§ **Aim**
Extract all data as written.

Extracted data entries
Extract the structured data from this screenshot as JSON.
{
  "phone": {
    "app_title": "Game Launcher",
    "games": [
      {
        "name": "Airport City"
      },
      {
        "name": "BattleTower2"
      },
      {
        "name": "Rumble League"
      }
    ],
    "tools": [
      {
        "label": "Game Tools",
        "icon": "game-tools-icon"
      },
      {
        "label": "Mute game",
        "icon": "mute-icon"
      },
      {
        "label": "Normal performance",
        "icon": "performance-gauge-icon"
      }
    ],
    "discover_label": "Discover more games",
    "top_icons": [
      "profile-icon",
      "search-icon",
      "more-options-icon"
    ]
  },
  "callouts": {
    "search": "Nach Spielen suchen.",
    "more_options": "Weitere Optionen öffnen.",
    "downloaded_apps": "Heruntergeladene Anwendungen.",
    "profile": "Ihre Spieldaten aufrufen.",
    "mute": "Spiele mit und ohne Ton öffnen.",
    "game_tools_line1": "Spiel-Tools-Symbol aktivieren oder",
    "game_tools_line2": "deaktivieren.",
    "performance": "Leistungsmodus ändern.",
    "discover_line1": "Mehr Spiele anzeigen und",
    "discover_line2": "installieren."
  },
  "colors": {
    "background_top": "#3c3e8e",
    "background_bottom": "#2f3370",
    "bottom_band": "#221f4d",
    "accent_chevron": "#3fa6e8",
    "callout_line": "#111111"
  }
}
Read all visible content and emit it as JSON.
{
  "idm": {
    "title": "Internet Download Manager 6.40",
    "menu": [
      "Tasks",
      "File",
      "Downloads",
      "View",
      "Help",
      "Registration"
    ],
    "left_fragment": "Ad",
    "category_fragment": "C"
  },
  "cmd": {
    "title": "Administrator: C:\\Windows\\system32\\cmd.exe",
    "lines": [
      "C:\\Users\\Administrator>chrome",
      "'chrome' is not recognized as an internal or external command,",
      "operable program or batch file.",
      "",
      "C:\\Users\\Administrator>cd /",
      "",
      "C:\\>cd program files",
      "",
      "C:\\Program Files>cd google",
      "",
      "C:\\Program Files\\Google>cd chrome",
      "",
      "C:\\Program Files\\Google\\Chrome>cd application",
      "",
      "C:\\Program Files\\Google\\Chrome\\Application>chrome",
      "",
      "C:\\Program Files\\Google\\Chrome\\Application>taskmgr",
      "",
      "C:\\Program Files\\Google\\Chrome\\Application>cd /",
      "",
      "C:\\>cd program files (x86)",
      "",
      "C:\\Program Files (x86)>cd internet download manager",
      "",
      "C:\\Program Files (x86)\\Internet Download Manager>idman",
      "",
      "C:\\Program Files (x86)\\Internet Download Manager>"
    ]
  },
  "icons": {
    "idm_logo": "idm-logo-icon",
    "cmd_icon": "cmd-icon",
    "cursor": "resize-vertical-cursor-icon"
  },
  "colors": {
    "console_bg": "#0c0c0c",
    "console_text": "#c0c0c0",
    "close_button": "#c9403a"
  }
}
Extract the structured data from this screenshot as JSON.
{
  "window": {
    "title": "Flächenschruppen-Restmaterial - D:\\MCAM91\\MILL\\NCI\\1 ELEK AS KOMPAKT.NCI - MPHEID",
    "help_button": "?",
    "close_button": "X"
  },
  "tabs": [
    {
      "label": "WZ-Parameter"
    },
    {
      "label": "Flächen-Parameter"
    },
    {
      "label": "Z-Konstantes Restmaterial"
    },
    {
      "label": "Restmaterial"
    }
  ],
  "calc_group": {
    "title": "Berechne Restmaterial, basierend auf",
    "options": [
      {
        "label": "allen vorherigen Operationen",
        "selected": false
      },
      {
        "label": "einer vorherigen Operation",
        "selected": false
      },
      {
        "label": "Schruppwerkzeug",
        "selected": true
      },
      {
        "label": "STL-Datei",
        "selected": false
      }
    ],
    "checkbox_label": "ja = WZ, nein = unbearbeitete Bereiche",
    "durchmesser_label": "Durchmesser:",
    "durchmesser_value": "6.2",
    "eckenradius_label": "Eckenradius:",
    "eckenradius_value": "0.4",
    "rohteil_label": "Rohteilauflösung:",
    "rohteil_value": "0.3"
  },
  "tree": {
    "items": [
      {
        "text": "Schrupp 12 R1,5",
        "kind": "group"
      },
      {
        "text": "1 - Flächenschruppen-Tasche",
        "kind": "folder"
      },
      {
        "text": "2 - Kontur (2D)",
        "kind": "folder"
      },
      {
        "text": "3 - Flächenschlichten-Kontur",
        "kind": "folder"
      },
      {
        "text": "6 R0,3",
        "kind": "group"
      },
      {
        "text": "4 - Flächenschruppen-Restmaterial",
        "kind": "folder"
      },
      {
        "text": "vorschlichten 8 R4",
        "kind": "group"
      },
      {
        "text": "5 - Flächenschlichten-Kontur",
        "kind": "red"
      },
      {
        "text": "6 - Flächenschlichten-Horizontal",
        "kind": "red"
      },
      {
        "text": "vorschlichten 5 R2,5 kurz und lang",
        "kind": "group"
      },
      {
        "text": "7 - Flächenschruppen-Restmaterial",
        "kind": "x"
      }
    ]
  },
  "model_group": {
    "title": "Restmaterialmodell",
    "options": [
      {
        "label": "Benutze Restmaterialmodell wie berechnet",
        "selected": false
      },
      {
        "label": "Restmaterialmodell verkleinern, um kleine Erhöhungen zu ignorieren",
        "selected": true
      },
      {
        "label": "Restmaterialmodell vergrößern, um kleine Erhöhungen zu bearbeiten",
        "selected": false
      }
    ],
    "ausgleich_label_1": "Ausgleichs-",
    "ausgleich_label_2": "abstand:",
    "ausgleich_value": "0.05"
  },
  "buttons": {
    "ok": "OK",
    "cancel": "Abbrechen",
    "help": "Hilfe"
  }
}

§ **Worked answer**
Extract the structured data from this screenshot as JSON.
{
  "phone": {
    "app_title": "Game Launcher",
    "games": [
      {
        "name": "Airport City"
      },
      {
        "name": "BattleTower2"
      },
      {
        "name": "Rumble League"
      }
    ],
    "tools": [
      {
        "label": "Game Tools",
        "icon": "game-tools-icon"
      },
      {
        "label": "Mute game",
        "icon": "mute-icon"
      },
      {
        "label": "Normal performance",
        "icon": "performance-gauge-icon"
      }
    ],
    "discover_label": "Discover more games",
    "top_icons": [
      "profile-icon",
      "search-icon",
      "more-options-icon"
    ]
  },
  "callouts": {
    "search": "Nach Spielen suchen.",
    "more_options": "Weitere Optionen öffnen.",
    "downloaded_apps": "Heruntergeladene Anwendungen.",
    "profile": "Ihre Spieldaten aufrufen.",
    "mute": "Spiele mit und ohne Ton öffnen.",
    "game_tools_line1": "Spiel-Tools-Symbol aktivieren oder",
    "game_tools_line2": "deaktivieren.",
    "performance": "Leistungsmodus ändern.",
    "discover_line1": "Mehr Spiele anzeigen und",
    "discover_line2": "installieren."
  },
  "colors": {
    "background_top": "#3c3e8e",
    "background_bottom": "#2f3370",
    "bottom_band": "#221f4d",
    "accent_chevron": "#3fa6e8",
    "callout_line": "#111111"
  }
}
Read all visible content and emit it as JSON.
{
  "idm": {
    "title": "Internet Download Manager 6.40",
    "menu": [
      "Tasks",
      "File",
      "Downloads",
      "View",
      "Help",
      "Registration"
    ],
    "left_fragment": "Ad",
    "category_fragment": "C"
  },
  "cmd": {
    "title": "Administrator: C:\\Windows\\system32\\cmd.exe",
    "lines": [
      "C:\\Users\\Administrator>chrome",
      "'chrome' is not recognized as an internal or external command,",
      "operable program or batch file.",
      "",
      "C:\\Users\\Administrator>cd /",
      "",
      "C:\\>cd program files",
      "",
      "C:\\Program Files>cd google",
      "",
      "C:\\Program Files\\Google>cd chrome",
      "",
      "C:\\Program Files\\Google\\Chrome>cd application",
      "",
      "C:\\Program Files\\Google\\Chrome\\Application>chrome",
      "",
      "C:\\Program Files\\Google\\Chrome\\Application>taskmgr",
      "",
      "C:\\Program Files\\Google\\Chrome\\Application>cd /",
      "",
      "C:\\>cd program files (x86)",
      "",
      "C:\\Program Files (x86)>cd internet download manager",
      "",
      "C:\\Program Files (x86)\\Internet Download Manager>idman",
      "",
      "C:\\Program Files (x86)\\Internet Download Manager>"
    ]
  },
  "icons": {
    "idm_logo": "idm-logo-icon",
    "cmd_icon": "cmd-icon",
    "cursor": "resize-vertical-cursor-icon"
  },
  "colors": {
    "console_bg": "#0c0c0c",
    "console_text": "#c0c0c0",
    "close_button": "#c9403a"
  }
}
Extract the structured data from this screenshot as JSON.
{
  "window": {
    "title": "Flächenschruppen-Restmaterial - D:\\MCAM91\\MILL\\NCI\\1 ELEK AS KOMPAKT.NCI - MPHEID",
    "help_button": "?",
    "close_button": "X"
  },
  "tabs": [
    {
      "label": "WZ-Parameter"
    },
    {
      "label": "Flächen-Parameter"
    },
    {
      "label": "Z-Konstantes Restmaterial"
    },
    {
      "label": "Restmaterial"
    }
  ],
  "calc_group": {
    "title": "Berechne Restmaterial, basierend auf",
    "options": [
      {
        "label": "allen vorherigen Operationen",
        "selected": false
      },
      {
        "label": "einer vorherigen Operation",
        "selected": false
      },
      {
        "label": "Schruppwerkzeug",
        "selected": true
      },
      {
        "label": "STL-Datei",
        "selected": false
      }
    ],
    "checkbox_label": "ja = WZ, nein = unbearbeitete Bereiche",
    "durchmesser_label": "Durchmesser:",
    "durchmesser_value": "6.2",
    "eckenradius_label": "Eckenradius:",
    "eckenradius_value": "0.4",
    "rohteil_label": "Rohteilauflösung:",
    "rohteil_value": "0.3"
  },
  "tree": {
    "items": [
      {
        "text": "Schrupp 12 R1,5",
        "kind": "group"
      },
      {
        "text": "1 - Flächenschruppen-Tasche",
        "kind": "folder"
      },
      {
        "text": "2 - Kontur (2D)",
        "kind": "folder"
      },
      {
        "text": "3 - Flächenschlichten-Kontur",
        "kind": "folder"
      },
      {
        "text": "6 R0,3",
        "kind": "group"
      },
      {
        "text": "4 - Flächenschruppen-Restmaterial",
        "kind": "folder"
      },
      {
        "text": "vorschlichten 8 R4",
        "kind": "group"
      },
      {
        "text": "5 - Flächenschlichten-Kontur",
        "kind": "red"
      },
      {
        "text": "6 - Flächenschlichten-Horizontal",
        "kind": "red"
      },
      {
        "text": "vorschlichten 5 R2,5 kurz und lang",
        "kind": "group"
      },
      {
        "text": "7 - Flächenschruppen-Restmaterial",
        "kind": "x"
      }
    ]
  },
  "model_group": {
    "title": "Restmaterialmodell",
    "options": [
      {
        "label": "Benutze Restmaterialmodell wie berechnet",
        "selected": false
      },
      {
        "label": "Restmaterialmodell verkleinern, um kleine Erhöhungen zu ignorieren",
        "selected": true
      },
      {
        "label": "Restmaterialmodell vergrößern, um kleine Erhöhungen zu bearbeiten",
        "selected": false
      }
    ],
    "ausgleich_label_1": "Ausgleichs-",
    "ausgleich_label_2": "abstand:",
    "ausgleich_value": "0.05"
  },
  "buttons": {
    "ok": "OK",
    "cancel": "Abbrechen",
    "help": "Hilfe"
  }
}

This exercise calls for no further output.